• **DIRECTIONS FOR THIS TASK**
Set down exactly the lines that run from the line with "Give me the" to the end of the data, and nothing else.

[Extracted data entries]
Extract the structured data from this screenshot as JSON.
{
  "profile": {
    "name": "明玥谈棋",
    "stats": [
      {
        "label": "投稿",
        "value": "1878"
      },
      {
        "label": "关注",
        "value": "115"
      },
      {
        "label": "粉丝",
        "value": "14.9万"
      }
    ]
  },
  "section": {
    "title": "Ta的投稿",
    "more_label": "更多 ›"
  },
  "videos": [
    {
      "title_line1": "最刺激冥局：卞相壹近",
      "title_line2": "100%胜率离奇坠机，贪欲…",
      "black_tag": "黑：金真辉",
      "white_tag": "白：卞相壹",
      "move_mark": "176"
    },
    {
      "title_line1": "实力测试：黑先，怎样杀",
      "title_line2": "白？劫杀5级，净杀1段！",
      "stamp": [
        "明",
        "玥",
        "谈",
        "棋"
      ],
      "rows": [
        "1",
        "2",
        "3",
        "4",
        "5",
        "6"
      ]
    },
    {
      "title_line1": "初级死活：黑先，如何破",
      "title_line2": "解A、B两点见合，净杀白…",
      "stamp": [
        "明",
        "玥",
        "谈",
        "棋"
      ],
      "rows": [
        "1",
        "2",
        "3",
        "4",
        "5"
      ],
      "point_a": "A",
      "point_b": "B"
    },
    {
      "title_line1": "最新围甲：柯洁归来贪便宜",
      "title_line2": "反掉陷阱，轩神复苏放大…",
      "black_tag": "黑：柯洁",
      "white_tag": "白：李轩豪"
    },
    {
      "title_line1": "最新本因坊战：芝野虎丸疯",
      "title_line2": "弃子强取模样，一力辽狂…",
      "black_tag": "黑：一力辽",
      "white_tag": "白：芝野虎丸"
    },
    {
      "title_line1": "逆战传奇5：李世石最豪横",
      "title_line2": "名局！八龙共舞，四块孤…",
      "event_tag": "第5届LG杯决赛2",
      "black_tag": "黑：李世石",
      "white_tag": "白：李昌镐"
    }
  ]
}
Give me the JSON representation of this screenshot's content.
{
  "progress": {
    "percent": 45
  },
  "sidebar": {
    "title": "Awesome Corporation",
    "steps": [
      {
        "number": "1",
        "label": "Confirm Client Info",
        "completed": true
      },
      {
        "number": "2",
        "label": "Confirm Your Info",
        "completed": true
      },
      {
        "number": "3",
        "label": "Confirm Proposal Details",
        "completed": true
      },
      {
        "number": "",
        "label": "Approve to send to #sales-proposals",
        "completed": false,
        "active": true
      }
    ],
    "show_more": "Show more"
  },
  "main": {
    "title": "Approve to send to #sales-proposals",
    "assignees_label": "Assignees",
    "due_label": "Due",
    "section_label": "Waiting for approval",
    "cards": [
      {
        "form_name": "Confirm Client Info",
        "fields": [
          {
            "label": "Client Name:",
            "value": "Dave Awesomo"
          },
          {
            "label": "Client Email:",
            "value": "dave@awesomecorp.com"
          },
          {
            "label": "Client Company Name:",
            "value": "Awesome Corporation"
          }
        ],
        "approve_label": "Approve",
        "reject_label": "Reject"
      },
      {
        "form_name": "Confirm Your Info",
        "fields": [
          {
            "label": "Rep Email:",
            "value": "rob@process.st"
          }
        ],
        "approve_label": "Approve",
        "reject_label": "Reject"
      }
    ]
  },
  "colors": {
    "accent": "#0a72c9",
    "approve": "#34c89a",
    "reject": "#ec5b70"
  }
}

• **RESULT**
Give me the JSON representation of this screenshot's content.
{
  "progress": {
    "percent": 45
  },
  "sidebar": {
    "title": "Awesome Corporation",
    "steps": [
      {
        "number": "1",
        "label": "Confirm Client Info",
        "completed": true
      },
      {
        "number": "2",
        "label": "Confirm Your Info",
        "completed": true
      },
      {
        "number": "3",
        "label": "Confirm Proposal Details",
        "completed": true
      },
      {
        "number": "",
        "label": "Approve to send to #sales-proposals",
        "completed": false,
        "active": true
      }
    ],
    "show_more": "Show more"
  },
  "main": {
    "title": "Approve to send to #sales-proposals",
    "assignees_label": "Assignees",
    "due_label": "Due",
    "section_label": "Waiting for approval",
    "cards": [
      {
        "form_name": "Confirm Client Info",
        "fields": [
          {
            "label": "Client Name:",
            "value": "Dave Awesomo"
          },
          {
            "label": "Client Email:",
            "value": "dave@awesomecorp.com"
          },
          {
            "label": "Client Company Name:",
            "value": "Awesome Corporation"
          }
        ],
        "approve_label": "Approve",
        "reject_label": "Reject"
      },
      {
        "form_name": "Confirm Your Info",
        "fields": [
          {
            "label": "Rep Email:",
            "value": "rob@process.st"
          }
        ],
        "approve_label": "Approve",
        "reject_label": "Reject"
      }
    ]
  },
  "colors": {
    "accent": "#0a72c9",
    "approve": "#34c89a",
    "reject": "#ec5b70"
  }
}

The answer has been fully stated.